(A run of records)
::::::::::

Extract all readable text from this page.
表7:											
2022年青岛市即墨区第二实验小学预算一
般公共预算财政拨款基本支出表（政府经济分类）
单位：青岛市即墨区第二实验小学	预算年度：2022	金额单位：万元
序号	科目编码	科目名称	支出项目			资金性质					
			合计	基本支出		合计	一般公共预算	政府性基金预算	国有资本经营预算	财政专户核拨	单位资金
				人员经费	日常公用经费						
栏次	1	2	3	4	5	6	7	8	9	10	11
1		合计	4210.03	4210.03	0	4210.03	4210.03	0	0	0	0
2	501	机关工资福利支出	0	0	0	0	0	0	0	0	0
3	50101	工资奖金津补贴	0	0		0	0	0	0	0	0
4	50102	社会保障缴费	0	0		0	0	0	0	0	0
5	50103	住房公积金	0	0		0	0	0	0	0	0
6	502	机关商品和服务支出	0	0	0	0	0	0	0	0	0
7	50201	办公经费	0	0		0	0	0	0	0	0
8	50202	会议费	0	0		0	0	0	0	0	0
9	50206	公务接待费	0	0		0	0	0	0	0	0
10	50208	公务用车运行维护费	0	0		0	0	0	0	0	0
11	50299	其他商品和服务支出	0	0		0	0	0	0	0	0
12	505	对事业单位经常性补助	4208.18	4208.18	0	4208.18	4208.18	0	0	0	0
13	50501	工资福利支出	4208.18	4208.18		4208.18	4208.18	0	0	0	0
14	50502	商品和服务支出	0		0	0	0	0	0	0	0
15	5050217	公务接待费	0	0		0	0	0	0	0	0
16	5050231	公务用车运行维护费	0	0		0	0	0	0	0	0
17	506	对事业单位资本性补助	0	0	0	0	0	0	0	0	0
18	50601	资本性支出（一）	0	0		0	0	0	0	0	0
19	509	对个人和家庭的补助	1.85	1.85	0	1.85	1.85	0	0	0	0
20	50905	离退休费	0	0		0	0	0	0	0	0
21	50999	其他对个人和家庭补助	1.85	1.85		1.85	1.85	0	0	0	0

::::::::::

_Aim_.
All of the entries need to be reproduced exactly; please write them out.

_Output for this task_.
Extract all readable text from this page.
表7:											
2022年青岛市即墨区第二实验小学预算一
般公共预算财政拨款基本支出表（政府经济分类）
单位：青岛市即墨区第二实验小学	预算年度：2022	金额单位：万元
序号	科目编码	科目名称	支出项目			资金性质					
			合计	基本支出		合计	一般公共预算	政府性基金预算	国有资本经营预算	财政专户核拨	单位资金
				人员经费	日常公用经费						
栏次	1	2	3	4	5	6	7	8	9	10	11
1		合计	4210.03	4210.03	0	4210.03	4210.03	0	0	0	0
2	501	机关工资福利支出	0	0	0	0	0	0	0	0	0
3	50101	工资奖金津补贴	0	0		0	0	0	0	0	0
4	50102	社会保障缴费	0	0		0	0	0	0	0	0
5	50103	住房公积金	0	0		0	0	0	0	0	0
6	502	机关商品和服务支出	0	0	0	0	0	0	0	0	0
7	50201	办公经费	0	0		0	0	0	0	0	0
8	50202	会议费	0	0		0	0	0	0	0	0
9	50206	公务接待费	0	0		0	0	0	0	0	0
10	50208	公务用车运行维护费	0	0		0	0	0	0	0	0
11	50299	其他商品和服务支出	0	0		0	0	0	0	0	0
12	505	对事业单位经常性补助	4208.18	4208.18	0	4208.18	4208.18	0	0	0	0
13	50501	工资福利支出	4208.18	4208.18		4208.18	4208.18	0	0	0	0
14	50502	商品和服务支出	0		0	0	0	0	0	0	0
15	5050217	公务接待费	0	0		0	0	0	0	0	0
16	5050231	公务用车运行维护费	0	0		0	0	0	0	0	0
17	506	对事业单位资本性补助	0	0	0	0	0	0	0	0	0
18	50601	资本性支出（一）	0	0		0	0	0	0	0	0
19	509	对个人和家庭的补助	1.85	1.85	0	1.85	1.85	0	0	0	0
20	50905	离退休费	0	0		0	0	0	0	0	0
21	50999	其他对个人和家庭补助	1.85	1.85		1.85	1.85	0	0	0	0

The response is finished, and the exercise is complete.